▶ **Job**: Reproduce every one of the lines below word for word, in the same order.

[Start Stored records]

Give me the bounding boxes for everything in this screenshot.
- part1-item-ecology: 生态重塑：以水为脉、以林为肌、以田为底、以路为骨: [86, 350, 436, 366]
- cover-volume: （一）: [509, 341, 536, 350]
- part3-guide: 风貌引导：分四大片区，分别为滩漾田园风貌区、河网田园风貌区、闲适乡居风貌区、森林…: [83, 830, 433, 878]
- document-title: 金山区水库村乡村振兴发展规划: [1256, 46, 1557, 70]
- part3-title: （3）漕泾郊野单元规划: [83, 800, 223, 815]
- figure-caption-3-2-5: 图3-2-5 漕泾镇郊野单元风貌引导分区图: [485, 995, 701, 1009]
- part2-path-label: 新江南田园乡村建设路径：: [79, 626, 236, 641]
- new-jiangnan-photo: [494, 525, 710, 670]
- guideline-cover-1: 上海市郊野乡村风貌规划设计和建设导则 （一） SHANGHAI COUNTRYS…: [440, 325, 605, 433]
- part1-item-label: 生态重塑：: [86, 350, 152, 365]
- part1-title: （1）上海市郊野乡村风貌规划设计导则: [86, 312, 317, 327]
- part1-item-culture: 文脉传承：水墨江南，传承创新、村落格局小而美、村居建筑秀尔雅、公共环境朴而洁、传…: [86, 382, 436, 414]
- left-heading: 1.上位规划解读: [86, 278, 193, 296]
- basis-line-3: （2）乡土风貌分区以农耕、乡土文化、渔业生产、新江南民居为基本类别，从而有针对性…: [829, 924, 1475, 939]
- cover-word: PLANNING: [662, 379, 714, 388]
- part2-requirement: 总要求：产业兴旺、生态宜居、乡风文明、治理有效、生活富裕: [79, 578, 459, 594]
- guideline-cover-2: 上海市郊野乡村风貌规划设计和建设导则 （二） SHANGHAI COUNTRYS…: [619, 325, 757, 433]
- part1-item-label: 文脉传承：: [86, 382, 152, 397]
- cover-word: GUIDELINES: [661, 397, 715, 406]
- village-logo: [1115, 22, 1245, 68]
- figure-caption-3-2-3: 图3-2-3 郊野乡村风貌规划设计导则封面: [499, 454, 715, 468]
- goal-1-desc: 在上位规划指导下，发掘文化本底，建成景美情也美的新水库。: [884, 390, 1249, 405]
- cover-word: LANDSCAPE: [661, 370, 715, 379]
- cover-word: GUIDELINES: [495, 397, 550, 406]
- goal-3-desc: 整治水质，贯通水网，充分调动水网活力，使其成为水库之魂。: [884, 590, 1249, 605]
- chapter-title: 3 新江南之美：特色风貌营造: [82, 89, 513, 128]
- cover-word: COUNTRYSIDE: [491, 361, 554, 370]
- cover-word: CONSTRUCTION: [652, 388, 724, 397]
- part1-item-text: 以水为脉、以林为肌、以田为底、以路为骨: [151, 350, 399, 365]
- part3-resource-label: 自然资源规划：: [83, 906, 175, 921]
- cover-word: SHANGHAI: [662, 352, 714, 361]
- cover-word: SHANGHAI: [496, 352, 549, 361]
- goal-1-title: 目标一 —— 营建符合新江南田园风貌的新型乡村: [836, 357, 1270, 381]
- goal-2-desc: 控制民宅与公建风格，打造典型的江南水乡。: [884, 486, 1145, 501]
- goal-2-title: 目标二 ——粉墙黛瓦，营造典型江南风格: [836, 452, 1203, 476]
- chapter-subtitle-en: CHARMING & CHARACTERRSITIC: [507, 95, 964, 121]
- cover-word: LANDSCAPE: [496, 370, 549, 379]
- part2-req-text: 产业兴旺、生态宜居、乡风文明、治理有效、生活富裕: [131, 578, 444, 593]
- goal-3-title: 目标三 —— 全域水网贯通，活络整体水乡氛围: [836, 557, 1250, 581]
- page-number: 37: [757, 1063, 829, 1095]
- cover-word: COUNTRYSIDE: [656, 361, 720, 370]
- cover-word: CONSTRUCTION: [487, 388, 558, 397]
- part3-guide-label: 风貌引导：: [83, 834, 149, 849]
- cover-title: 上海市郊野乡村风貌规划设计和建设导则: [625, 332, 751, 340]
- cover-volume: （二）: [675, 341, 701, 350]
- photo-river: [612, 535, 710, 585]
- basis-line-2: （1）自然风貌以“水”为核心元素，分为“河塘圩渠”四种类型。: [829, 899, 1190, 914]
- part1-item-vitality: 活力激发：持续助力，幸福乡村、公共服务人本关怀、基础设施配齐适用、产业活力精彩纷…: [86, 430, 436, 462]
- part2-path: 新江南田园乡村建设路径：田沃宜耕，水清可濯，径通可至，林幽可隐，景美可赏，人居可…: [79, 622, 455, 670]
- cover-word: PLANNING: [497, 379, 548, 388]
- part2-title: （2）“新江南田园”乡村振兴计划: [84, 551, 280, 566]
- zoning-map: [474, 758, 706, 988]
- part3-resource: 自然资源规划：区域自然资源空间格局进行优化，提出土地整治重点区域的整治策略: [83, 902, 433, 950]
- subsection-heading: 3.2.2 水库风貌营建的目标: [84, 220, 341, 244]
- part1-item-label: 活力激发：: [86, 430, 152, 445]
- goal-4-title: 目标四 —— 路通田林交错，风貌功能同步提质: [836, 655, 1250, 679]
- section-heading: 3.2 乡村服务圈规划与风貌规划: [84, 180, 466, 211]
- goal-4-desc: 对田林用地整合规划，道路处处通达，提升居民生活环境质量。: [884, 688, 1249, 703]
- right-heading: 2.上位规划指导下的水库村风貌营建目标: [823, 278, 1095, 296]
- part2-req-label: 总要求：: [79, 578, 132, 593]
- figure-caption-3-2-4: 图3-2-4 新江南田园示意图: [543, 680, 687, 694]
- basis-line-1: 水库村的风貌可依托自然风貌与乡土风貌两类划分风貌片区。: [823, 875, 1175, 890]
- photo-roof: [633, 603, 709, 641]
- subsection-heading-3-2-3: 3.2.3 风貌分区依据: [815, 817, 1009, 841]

[End Stored records]

▶ **Finished answer**:
Give me the bounding boxes for everything in this screenshot.
- part1-item-ecology: 生态重塑：以水为脉、以林为肌、以田为底、以路为骨: [86, 350, 436, 366]
- cover-volume: （一）: [509, 341, 536, 350]
- part3-guide: 风貌引导：分四大片区，分别为滩漾田园风貌区、河网田园风貌区、闲适乡居风貌区、森林…: [83, 830, 433, 878]
- document-title: 金山区水库村乡村振兴发展规划: [1256, 46, 1557, 70]
- part3-title: （3）漕泾郊野单元规划: [83, 800, 223, 815]
- figure-caption-3-2-5: 图3-2-5 漕泾镇郊野单元风貌引导分区图: [485, 995, 701, 1009]
- part2-path-label: 新江南田园乡村建设路径：: [79, 626, 236, 641]
- new-jiangnan-photo: [494, 525, 710, 670]
- guideline-cover-1: 上海市郊野乡村风貌规划设计和建设导则 （一） SHANGHAI COUNTRYS…: [440, 325, 605, 433]
- part1-item-label: 生态重塑：: [86, 350, 152, 365]
- part1-title: （1）上海市郊野乡村风貌规划设计导则: [86, 312, 317, 327]
- part1-item-culture: 文脉传承：水墨江南，传承创新、村落格局小而美、村居建筑秀尔雅、公共环境朴而洁、传…: [86, 382, 436, 414]
- left-heading: 1.上位规划解读: [86, 278, 193, 296]
- basis-line-3: （2）乡土风貌分区以农耕、乡土文化、渔业生产、新江南民居为基本类别，从而有针对性…: [829, 924, 1475, 939]
- cover-word: PLANNING: [662, 379, 714, 388]
- part2-requirement: 总要求：产业兴旺、生态宜居、乡风文明、治理有效、生活富裕: [79, 578, 459, 594]
- guideline-cover-2: 上海市郊野乡村风貌规划设计和建设导则 （二） SHANGHAI COUNTRYS…: [619, 325, 757, 433]
- part1-item-label: 文脉传承：: [86, 382, 152, 397]
- cover-word: GUIDELINES: [661, 397, 715, 406]
- village-logo: [1115, 22, 1245, 68]
- figure-caption-3-2-3: 图3-2-3 郊野乡村风貌规划设计导则封面: [499, 454, 715, 468]
- goal-1-desc: 在上位规划指导下，发掘文化本底，建成景美情也美的新水库。: [884, 390, 1249, 405]
- cover-word: LANDSCAPE: [661, 370, 715, 379]
- cover-word: GUIDELINES: [495, 397, 550, 406]
- goal-3-desc: 整治水质，贯通水网，充分调动水网活力，使其成为水库之魂。: [884, 590, 1249, 605]
- chapter-title: 3 新江南之美：特色风貌营造: [82, 89, 513, 128]
- cover-word: COUNTRYSIDE: [491, 361, 554, 370]
- cover-word: CONSTRUCTION: [652, 388, 724, 397]
- part1-item-text: 以水为脉、以林为肌、以田为底、以路为骨: [151, 350, 399, 365]
- part3-resource-label: 自然资源规划：: [83, 906, 175, 921]
- cover-word: SHANGHAI: [662, 352, 714, 361]
- cover-word: SHANGHAI: [496, 352, 549, 361]
- goal-1-title: 目标一 —— 营建符合新江南田园风貌的新型乡村: [836, 357, 1270, 381]
- goal-2-desc: 控制民宅与公建风格，打造典型的江南水乡。: [884, 486, 1145, 501]
- goal-2-title: 目标二 ——粉墙黛瓦，营造典型江南风格: [836, 452, 1203, 476]
- chapter-subtitle-en: CHARMING & CHARACTERRSITIC: [507, 95, 964, 121]
- cover-word: LANDSCAPE: [496, 370, 549, 379]
- part2-req-text: 产业兴旺、生态宜居、乡风文明、治理有效、生活富裕: [131, 578, 444, 593]
- goal-3-title: 目标三 —— 全域水网贯通，活络整体水乡氛围: [836, 557, 1250, 581]
- page-number: 37: [757, 1063, 829, 1095]
- cover-word: COUNTRYSIDE: [656, 361, 720, 370]
- cover-word: CONSTRUCTION: [487, 388, 558, 397]
- part3-guide-label: 风貌引导：: [83, 834, 149, 849]
- cover-title: 上海市郊野乡村风貌规划设计和建设导则: [625, 332, 751, 340]
- cover-volume: （二）: [675, 341, 701, 350]
- photo-river: [612, 535, 710, 585]
- basis-line-2: （1）自然风貌以“水”为核心元素，分为“河塘圩渠”四种类型。: [829, 899, 1190, 914]
- part1-item-vitality: 活力激发：持续助力，幸福乡村、公共服务人本关怀、基础设施配齐适用、产业活力精彩纷…: [86, 430, 436, 462]
- part2-path: 新江南田园乡村建设路径：田沃宜耕，水清可濯，径通可至，林幽可隐，景美可赏，人居可…: [79, 622, 455, 670]
- cover-word: PLANNING: [497, 379, 548, 388]
- part2-title: （2）“新江南田园”乡村振兴计划: [84, 551, 280, 566]
- zoning-map: [474, 758, 706, 988]
- part3-resource: 自然资源规划：区域自然资源空间格局进行优化，提出土地整治重点区域的整治策略: [83, 902, 433, 950]
- subsection-heading: 3.2.2 水库风貌营建的目标: [84, 220, 341, 244]
- part1-item-label: 活力激发：: [86, 430, 152, 445]
- goal-4-title: 目标四 —— 路通田林交错，风貌功能同步提质: [836, 655, 1250, 679]
- section-heading: 3.2 乡村服务圈规划与风貌规划: [84, 180, 466, 211]
- goal-4-desc: 对田林用地整合规划，道路处处通达，提升居民生活环境质量。: [884, 688, 1249, 703]
- right-heading: 2.上位规划指导下的水库村风貌营建目标: [823, 278, 1095, 296]
- part2-req-label: 总要求：: [79, 578, 132, 593]
- figure-caption-3-2-4: 图3-2-4 新江南田园示意图: [543, 680, 687, 694]
- basis-line-1: 水库村的风貌可依托自然风貌与乡土风貌两类划分风貌片区。: [823, 875, 1175, 890]
- photo-roof: [633, 603, 709, 641]
- subsection-heading-3-2-3: 3.2.3 风貌分区依据: [815, 817, 1009, 841]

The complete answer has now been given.